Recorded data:
☆ ☆ ☆

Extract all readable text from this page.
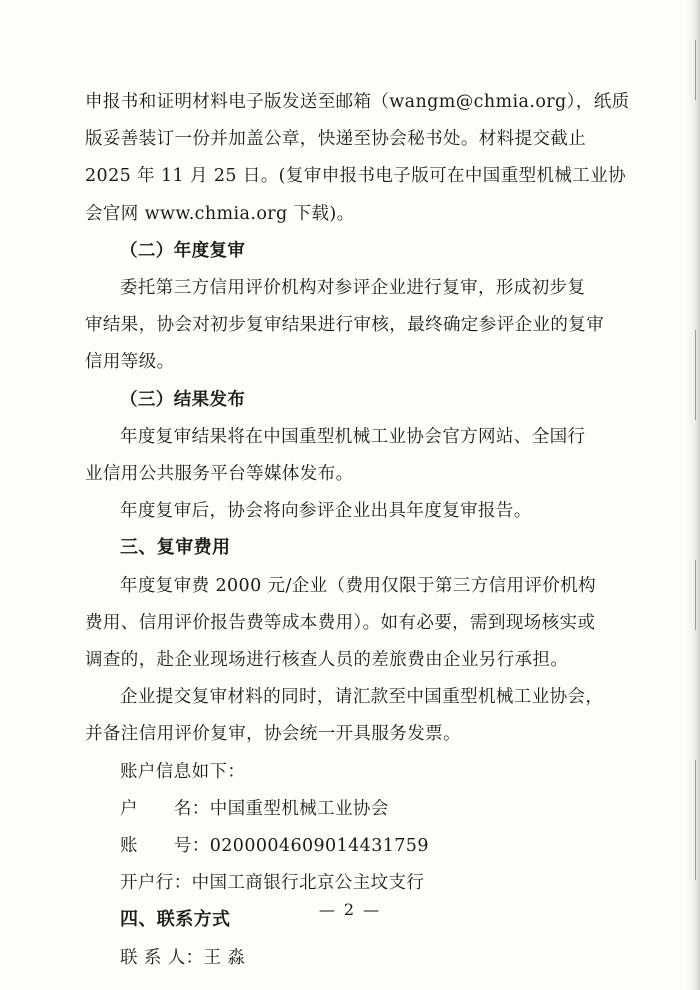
申报书和证明材料电子版发送至邮箱（wangm@chmia.org），纸质
版妥善装订一份并加盖公章，快递至协会秘书处。材料提交截止
2025 年 11 月 25 日。(复审申报书电子版可在中国重型机械工业协
会官网 www.chmia.org 下载)。
（二）年度复审
委托第三方信用评价机构对参评企业进行复审，形成初步复
审结果，协会对初步复审结果进行审核，最终确定参评企业的复审
信用等级。
（三）结果发布
年度复审结果将在中国重型机械工业协会官方网站、全国行
业信用公共服务平台等媒体发布。
年度复审后，协会将向参评企业出具年度复审报告。
三、复审费用
年度复审费 2000 元/企业（费用仅限于第三方信用评价机构
费用、信用评价报告费等成本费用）。如有必要，需到现场核实或
调查的，赴企业现场进行核查人员的差旅费由企业另行承担。
企业提交复审材料的同时，请汇款至中国重型机械工业协会，
并备注信用评价复审，协会统一开具服务发票。
账户信息如下：
户 名：中国重型机械工业协会
账 号：0200004609014431759
开户行：中国工商银行北京公主坟支行
四、联系方式
联 系 人：王 淼
— 2 —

☆ ☆ ☆

• **Goal**
Return the listing above in full and without alteration, excluding its pictures.

• **Written response**
Extract all readable text from this page.
申报书和证明材料电子版发送至邮箱（wangm@chmia.org），纸质
版妥善装订一份并加盖公章，快递至协会秘书处。材料提交截止
2025 年 11 月 25 日。(复审申报书电子版可在中国重型机械工业协
会官网 www.chmia.org 下载)。
（二）年度复审
委托第三方信用评价机构对参评企业进行复审，形成初步复
审结果，协会对初步复审结果进行审核，最终确定参评企业的复审
信用等级。
（三）结果发布
年度复审结果将在中国重型机械工业协会官方网站、全国行
业信用公共服务平台等媒体发布。
年度复审后，协会将向参评企业出具年度复审报告。
三、复审费用
年度复审费 2000 元/企业（费用仅限于第三方信用评价机构
费用、信用评价报告费等成本费用）。如有必要，需到现场核实或
调查的，赴企业现场进行核查人员的差旅费由企业另行承担。
企业提交复审材料的同时，请汇款至中国重型机械工业协会，
并备注信用评价复审，协会统一开具服务发票。
账户信息如下：
户 名：中国重型机械工业协会
账 号：0200004609014431759
开户行：中国工商银行北京公主坟支行
四、联系方式
联 系 人：王 淼
— 2 —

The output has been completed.